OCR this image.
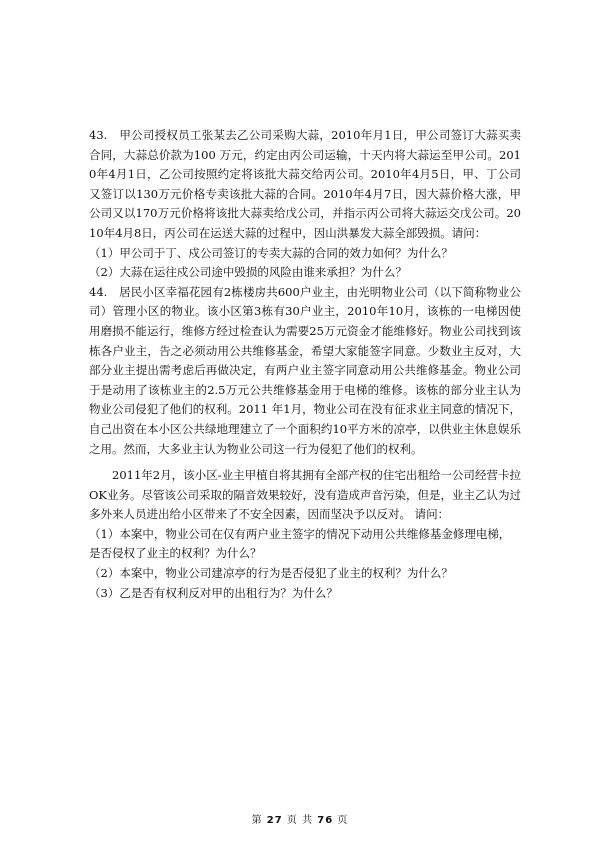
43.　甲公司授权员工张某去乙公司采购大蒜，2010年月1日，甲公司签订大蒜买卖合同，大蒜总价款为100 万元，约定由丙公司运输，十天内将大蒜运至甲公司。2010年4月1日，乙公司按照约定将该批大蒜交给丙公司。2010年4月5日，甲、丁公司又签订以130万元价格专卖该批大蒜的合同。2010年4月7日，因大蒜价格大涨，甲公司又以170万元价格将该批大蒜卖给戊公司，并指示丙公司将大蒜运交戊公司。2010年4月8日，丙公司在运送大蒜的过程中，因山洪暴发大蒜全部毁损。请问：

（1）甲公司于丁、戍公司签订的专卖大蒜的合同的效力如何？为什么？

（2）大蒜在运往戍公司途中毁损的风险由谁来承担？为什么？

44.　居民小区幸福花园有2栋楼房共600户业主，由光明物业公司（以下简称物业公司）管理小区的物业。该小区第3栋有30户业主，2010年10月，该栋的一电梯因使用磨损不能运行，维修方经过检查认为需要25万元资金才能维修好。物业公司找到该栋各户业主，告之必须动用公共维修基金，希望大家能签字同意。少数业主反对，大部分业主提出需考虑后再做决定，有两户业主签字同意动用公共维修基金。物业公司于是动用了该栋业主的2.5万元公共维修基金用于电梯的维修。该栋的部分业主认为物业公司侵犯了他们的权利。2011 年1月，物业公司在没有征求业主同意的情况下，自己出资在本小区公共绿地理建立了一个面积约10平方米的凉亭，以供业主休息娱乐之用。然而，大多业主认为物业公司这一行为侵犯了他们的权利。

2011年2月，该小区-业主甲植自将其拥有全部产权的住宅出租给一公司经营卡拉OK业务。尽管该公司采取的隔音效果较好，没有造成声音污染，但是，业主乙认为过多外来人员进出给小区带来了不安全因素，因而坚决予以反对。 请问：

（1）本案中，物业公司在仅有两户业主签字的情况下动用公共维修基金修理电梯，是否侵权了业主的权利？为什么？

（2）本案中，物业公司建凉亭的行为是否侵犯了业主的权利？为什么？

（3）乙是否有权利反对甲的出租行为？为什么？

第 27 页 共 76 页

WHAT TO DO:
Repeat all the records above exactly, leaving out any pictures.

RESULT BELOW:
OCR this image.
43.　甲公司授权员工张某去乙公司采购大蒜，2010年月1日，甲公司签订大蒜买卖合同，大蒜总价款为100 万元，约定由丙公司运输，十天内将大蒜运至甲公司。2010年4月1日，乙公司按照约定将该批大蒜交给丙公司。2010年4月5日，甲、丁公司又签订以130万元价格专卖该批大蒜的合同。2010年4月7日，因大蒜价格大涨，甲公司又以170万元价格将该批大蒜卖给戊公司，并指示丙公司将大蒜运交戊公司。2010年4月8日，丙公司在运送大蒜的过程中，因山洪暴发大蒜全部毁损。请问：

（1）甲公司于丁、戍公司签订的专卖大蒜的合同的效力如何？为什么？

（2）大蒜在运往戍公司途中毁损的风险由谁来承担？为什么？

44.　居民小区幸福花园有2栋楼房共600户业主，由光明物业公司（以下简称物业公司）管理小区的物业。该小区第3栋有30户业主，2010年10月，该栋的一电梯因使用磨损不能运行，维修方经过检查认为需要25万元资金才能维修好。物业公司找到该栋各户业主，告之必须动用公共维修基金，希望大家能签字同意。少数业主反对，大部分业主提出需考虑后再做决定，有两户业主签字同意动用公共维修基金。物业公司于是动用了该栋业主的2.5万元公共维修基金用于电梯的维修。该栋的部分业主认为物业公司侵犯了他们的权利。2011 年1月，物业公司在没有征求业主同意的情况下，自己出资在本小区公共绿地理建立了一个面积约10平方米的凉亭，以供业主休息娱乐之用。然而，大多业主认为物业公司这一行为侵犯了他们的权利。

2011年2月，该小区-业主甲植自将其拥有全部产权的住宅出租给一公司经营卡拉OK业务。尽管该公司采取的隔音效果较好，没有造成声音污染，但是，业主乙认为过多外来人员进出给小区带来了不安全因素，因而坚决予以反对。 请问：

（1）本案中，物业公司在仅有两户业主签字的情况下动用公共维修基金修理电梯，是否侵权了业主的权利？为什么？

（2）本案中，物业公司建凉亭的行为是否侵犯了业主的权利？为什么？

（3）乙是否有权利反对甲的出租行为？为什么？

第 27 页 共 76 页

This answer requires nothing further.